*Figure record listings*.
##############################
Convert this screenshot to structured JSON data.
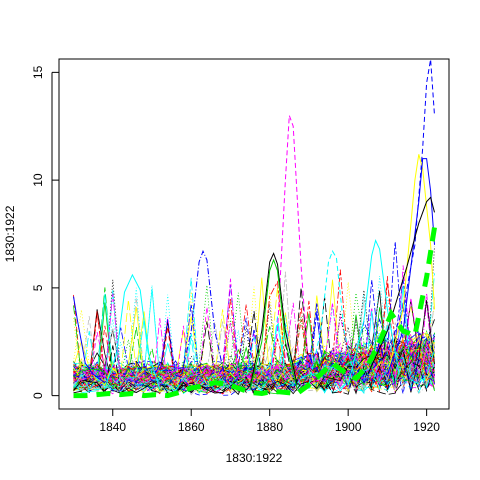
{
  "chart_data": {
    "type": "line",
    "title": "",
    "xlabel": "1830:1922",
    "ylabel": "1830:1922",
    "xlim": [
      1826.3,
      1925.7
    ],
    "ylim": [
      -0.62,
      15.62
    ],
    "x_ticks": [
      1840,
      1860,
      1880,
      1900,
      1920
    ],
    "y_ticks": [
      0,
      5,
      10,
      15
    ],
    "x_tick_labels": [
      "1840",
      "1860",
      "1880",
      "1900",
      "1920"
    ],
    "y_tick_labels": [
      "0",
      "5",
      "10",
      "15"
    ],
    "grid": false,
    "legend": "none",
    "series_count_approx": 150,
    "palette": [
      "#000000",
      "#ff0000",
      "#00cd00",
      "#0000ff",
      "#00ffff",
      "#ff00ff",
      "#ffff00",
      "#bebebe"
    ],
    "highlight_series": {
      "color": "#00ff00",
      "style": "dashed-thick",
      "x": [
        1830,
        1833,
        1836,
        1839,
        1842,
        1845,
        1848,
        1851,
        1854,
        1857,
        1860,
        1863,
        1866,
        1869,
        1872,
        1875,
        1878,
        1881,
        1884,
        1887,
        1890,
        1893,
        1896,
        1899,
        1902,
        1905,
        1908,
        1911,
        1914,
        1917,
        1920,
        1922
      ],
      "values": [
        0.0,
        0.0,
        0.05,
        0.1,
        0.05,
        0.1,
        0.0,
        0.05,
        0.0,
        0.15,
        0.35,
        0.45,
        0.6,
        0.55,
        0.35,
        0.15,
        0.1,
        0.2,
        0.15,
        0.1,
        0.5,
        1.0,
        1.5,
        1.1,
        0.8,
        1.4,
        2.5,
        3.8,
        3.0,
        2.8,
        5.5,
        7.8
      ]
    },
    "peak_series": [
      {
        "color": "#0000ff",
        "style": "dashed",
        "x": [
          1905,
          1910,
          1914,
          1917,
          1919,
          1920,
          1921,
          1922
        ],
        "values": [
          1.0,
          2.0,
          4.0,
          7.0,
          11.5,
          14.5,
          15.6,
          13.0
        ]
      },
      {
        "color": "#ff00ff",
        "style": "dashed",
        "x": [
          1880,
          1882,
          1884,
          1885,
          1886,
          1888,
          1890
        ],
        "values": [
          0.8,
          3.0,
          10.0,
          13.0,
          12.5,
          6.0,
          1.0
        ]
      },
      {
        "color": "#ffff00",
        "style": "solid",
        "x": [
          1910,
          1914,
          1917,
          1918,
          1919,
          1921,
          1922
        ],
        "values": [
          1.0,
          4.0,
          10.0,
          11.2,
          10.5,
          7.0,
          4.0
        ]
      },
      {
        "color": "#0000ff",
        "style": "solid",
        "x": [
          1910,
          1914,
          1918,
          1919,
          1920,
          1921,
          1922
        ],
        "values": [
          1.0,
          3.0,
          9.0,
          11.0,
          11.0,
          9.5,
          7.0
        ]
      },
      {
        "color": "#000000",
        "style": "solid",
        "x": [
          1905,
          1910,
          1915,
          1918,
          1920,
          1921,
          1922
        ],
        "values": [
          1.0,
          3.0,
          6.0,
          8.0,
          9.0,
          9.2,
          8.5
        ]
      },
      {
        "color": "#0000ff",
        "style": "dashdot",
        "x": [
          1857,
          1860,
          1862,
          1863,
          1864,
          1866,
          1869
        ],
        "values": [
          0.5,
          3.0,
          6.2,
          6.7,
          6.3,
          3.0,
          0.5
        ]
      },
      {
        "color": "#00ffff",
        "style": "solid",
        "x": [
          1838,
          1841,
          1843,
          1845,
          1847,
          1849,
          1852
        ],
        "values": [
          0.3,
          2.0,
          4.8,
          5.6,
          4.9,
          2.0,
          0.3
        ]
      },
      {
        "color": "#00ffff",
        "style": "dashed",
        "x": [
          1890,
          1893,
          1895,
          1896,
          1897,
          1899,
          1902
        ],
        "values": [
          0.5,
          3.0,
          6.2,
          6.7,
          6.4,
          3.0,
          0.5
        ]
      },
      {
        "color": "#000000",
        "style": "solid",
        "x": [
          1875,
          1878,
          1880,
          1881,
          1882,
          1884,
          1887
        ],
        "values": [
          0.4,
          3.0,
          6.2,
          6.6,
          6.1,
          3.0,
          0.5
        ]
      },
      {
        "color": "#00cd00",
        "style": "solid",
        "x": [
          1875,
          1878,
          1880,
          1881,
          1882,
          1884,
          1887
        ],
        "values": [
          0.3,
          2.5,
          5.8,
          6.3,
          5.8,
          2.5,
          0.3
        ]
      },
      {
        "color": "#00ffff",
        "style": "solid",
        "x": [
          1900,
          1904,
          1906,
          1907,
          1908,
          1910,
          1913
        ],
        "values": [
          0.5,
          3.5,
          6.5,
          7.2,
          6.8,
          4.0,
          1.0
        ]
      },
      {
        "color": "#0000ff",
        "style": "solid",
        "x": [
          1830,
          1831,
          1832,
          1833,
          1835,
          1838
        ],
        "values": [
          4.6,
          3.5,
          2.5,
          1.5,
          1.0,
          0.6
        ]
      }
    ],
    "noise_band": {
      "min": 0.0,
      "typical_max": 2.5,
      "spike_max": 4.5
    }
  }
}
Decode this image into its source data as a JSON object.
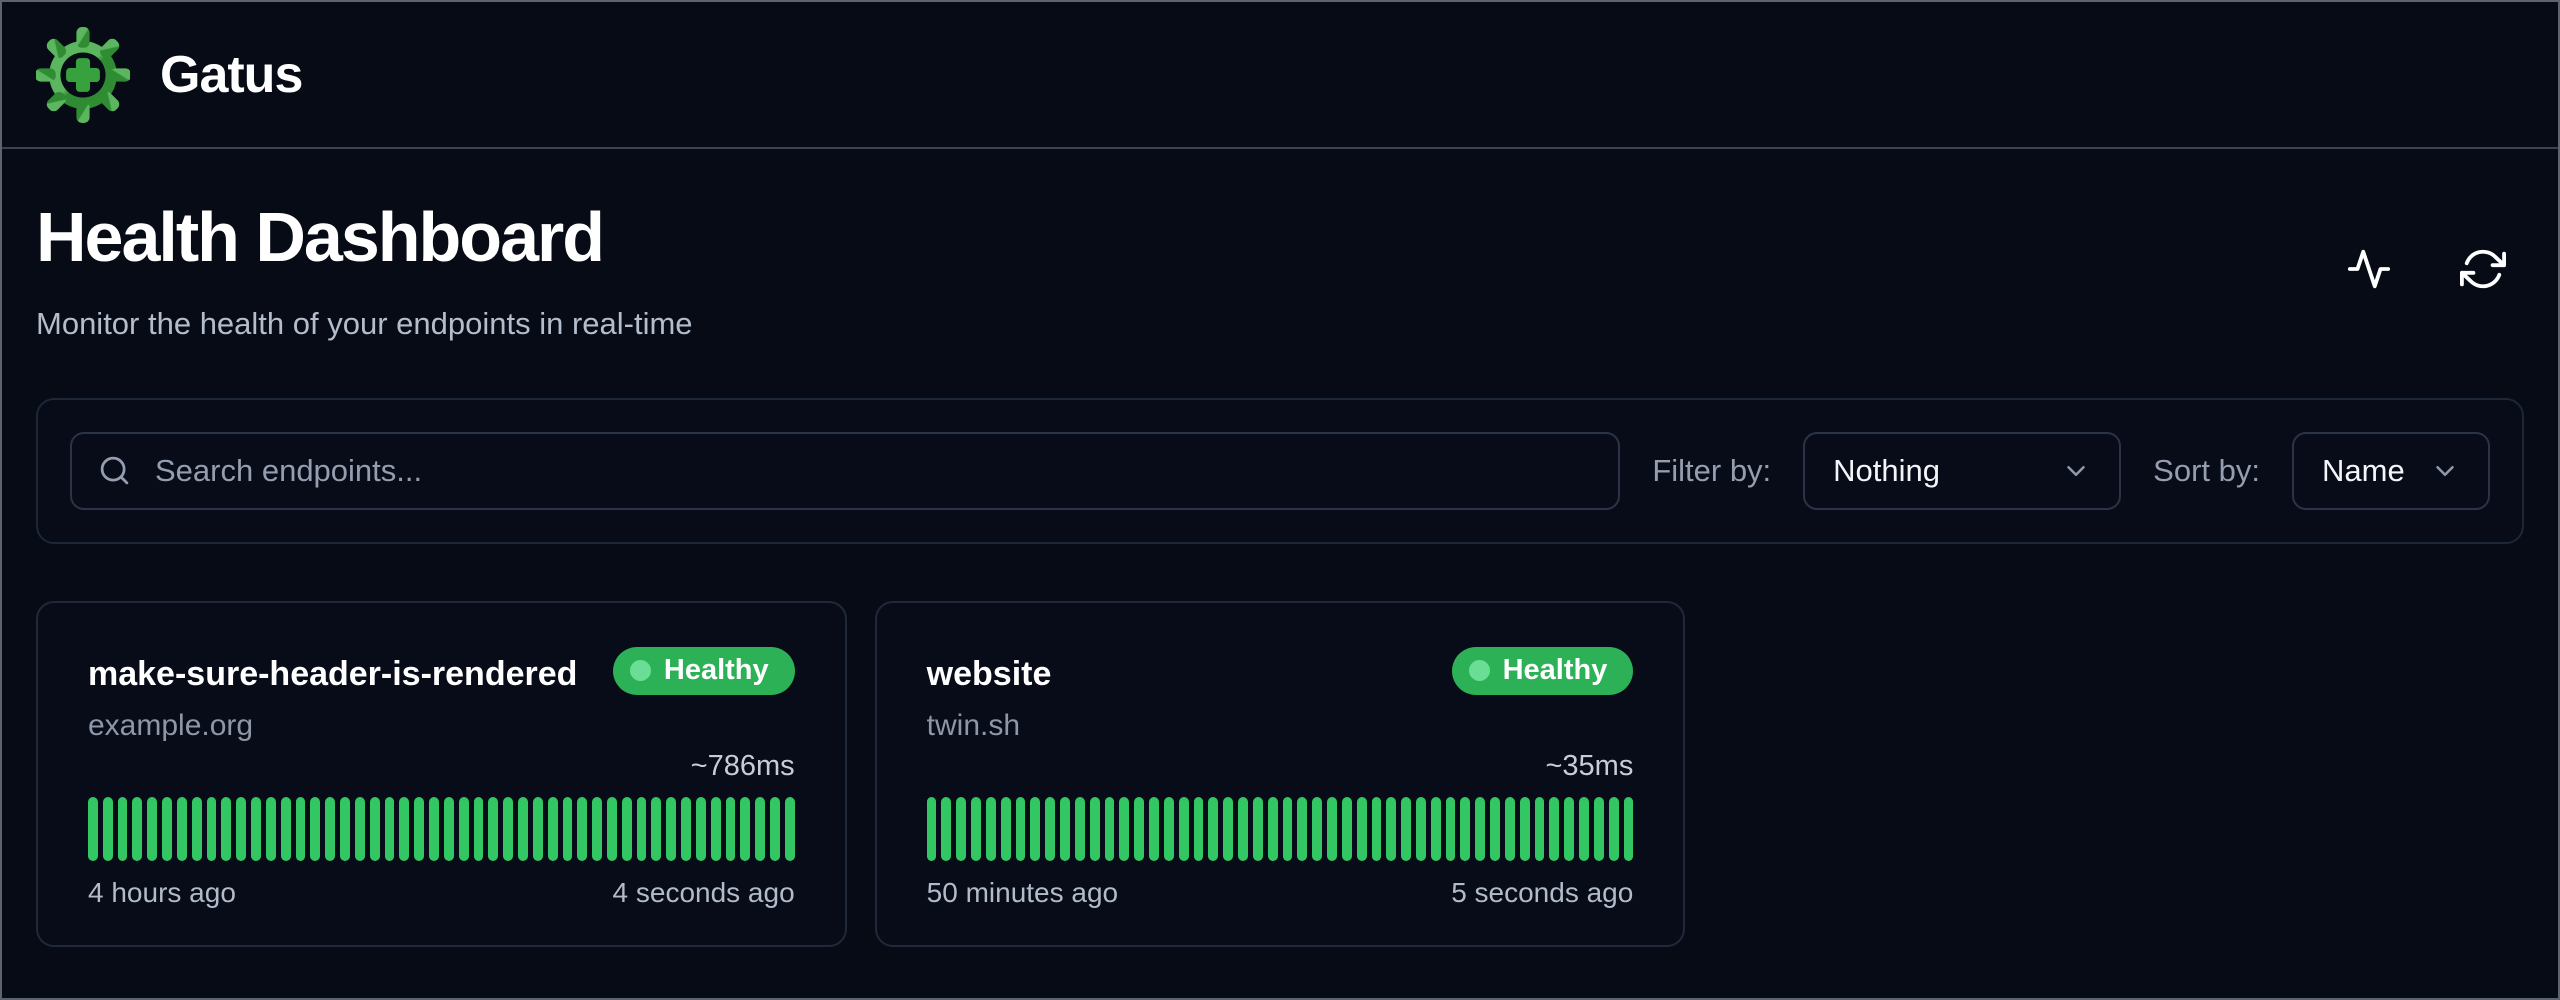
{
  "brand": {
    "app_name": "Gatus",
    "logo_icon": "gear-plus-icon"
  },
  "page": {
    "title": "Health Dashboard",
    "subtitle": "Monitor the health of your endpoints in real-time",
    "action_icons": [
      "activity-icon",
      "refresh-icon"
    ]
  },
  "toolbar": {
    "search": {
      "placeholder": "Search endpoints...",
      "value": "",
      "icon": "search-icon"
    },
    "filter": {
      "label": "Filter by:",
      "selected": "Nothing"
    },
    "sort": {
      "label": "Sort by:",
      "selected": "Name"
    }
  },
  "endpoints": [
    {
      "name": "make-sure-header-is-rendered",
      "hostname": "example.org",
      "status": "Healthy",
      "response_time": "~786ms",
      "range_start": "4 hours ago",
      "range_end": "4 seconds ago",
      "bar_count": 48
    },
    {
      "name": "website",
      "hostname": "twin.sh",
      "status": "Healthy",
      "response_time": "~35ms",
      "range_start": "50 minutes ago",
      "range_end": "5 seconds ago",
      "bar_count": 48
    }
  ],
  "colors": {
    "page_bg": "#060b16",
    "status_green": "#2db157",
    "bar_green": "#33c763",
    "dot_green": "#6ade95",
    "logo_light_green": "#5cb660",
    "logo_dark_green": "#2f8c33",
    "logo_plus_green": "#37a13e"
  }
}
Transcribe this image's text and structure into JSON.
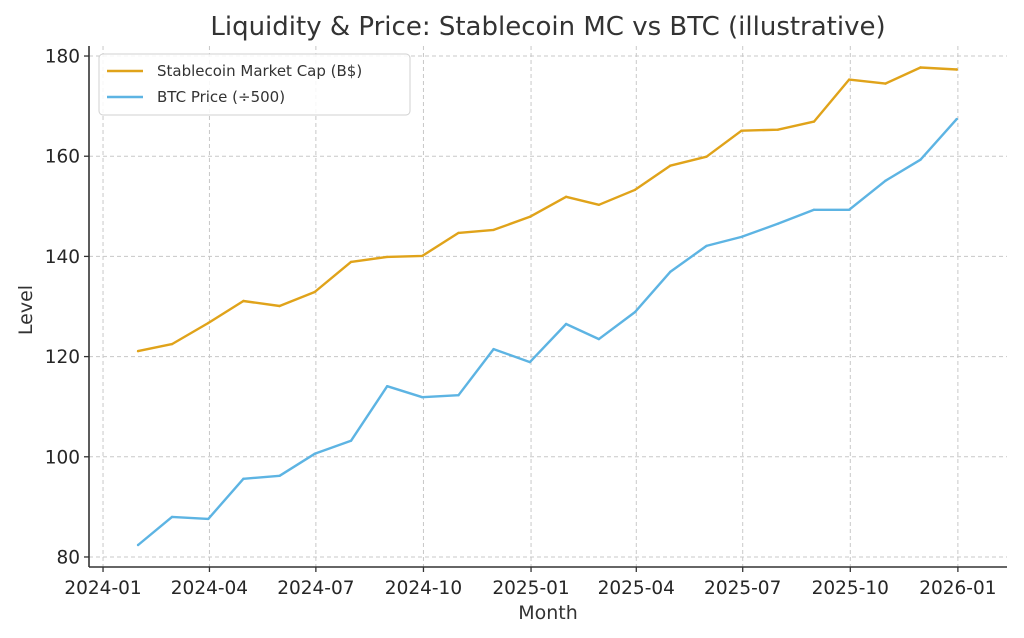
{
  "chart_data": {
    "type": "line",
    "title": "Liquidity & Price: Stablecoin MC vs BTC (illustrative)",
    "xlabel": "Month",
    "ylabel": "Level",
    "grid": true,
    "legend_position": "top-left",
    "ylim": [
      78,
      182
    ],
    "xlim": [
      "2023-12-20",
      "2026-02-12"
    ],
    "yticks": [
      80,
      100,
      120,
      140,
      160,
      180
    ],
    "xticks": [
      "2024-01",
      "2024-04",
      "2024-07",
      "2024-10",
      "2025-01",
      "2025-04",
      "2025-07",
      "2025-10",
      "2026-01"
    ],
    "x": [
      "2024-01-31",
      "2024-02-29",
      "2024-03-31",
      "2024-04-30",
      "2024-05-31",
      "2024-06-30",
      "2024-07-31",
      "2024-08-31",
      "2024-09-30",
      "2024-10-31",
      "2024-11-30",
      "2024-12-31",
      "2025-01-31",
      "2025-02-28",
      "2025-03-31",
      "2025-04-30",
      "2025-05-31",
      "2025-06-30",
      "2025-07-31",
      "2025-08-31",
      "2025-09-30",
      "2025-10-31",
      "2025-11-30",
      "2025-12-31"
    ],
    "series": [
      {
        "name": "Stablecoin Market Cap (B$)",
        "color": "#E0A31A",
        "values": [
          121.1,
          122.5,
          126.7,
          131.1,
          130.1,
          132.9,
          138.9,
          139.9,
          140.1,
          144.7,
          145.3,
          147.9,
          151.9,
          150.3,
          153.3,
          158.1,
          159.9,
          165.1,
          165.3,
          166.9,
          175.3,
          174.5,
          177.7,
          177.3
        ]
      },
      {
        "name": "BTC Price (÷500)",
        "color": "#5DB4E3",
        "values": [
          82.4,
          88.0,
          87.6,
          95.6,
          96.2,
          100.6,
          103.2,
          114.1,
          111.9,
          112.3,
          121.5,
          118.9,
          126.5,
          123.5,
          128.9,
          136.9,
          142.1,
          143.9,
          146.5,
          149.3,
          149.3,
          155.1,
          159.3,
          167.4
        ]
      }
    ]
  }
}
##############################
*What is expected*.
Among the entries above, identify all lines with "this" and copy them.

*Complete response*.
Convert this screenshot to structured JSON data.
Decode this image into its source data as a JSON object.
Transcribe this image's text and structure into JSON.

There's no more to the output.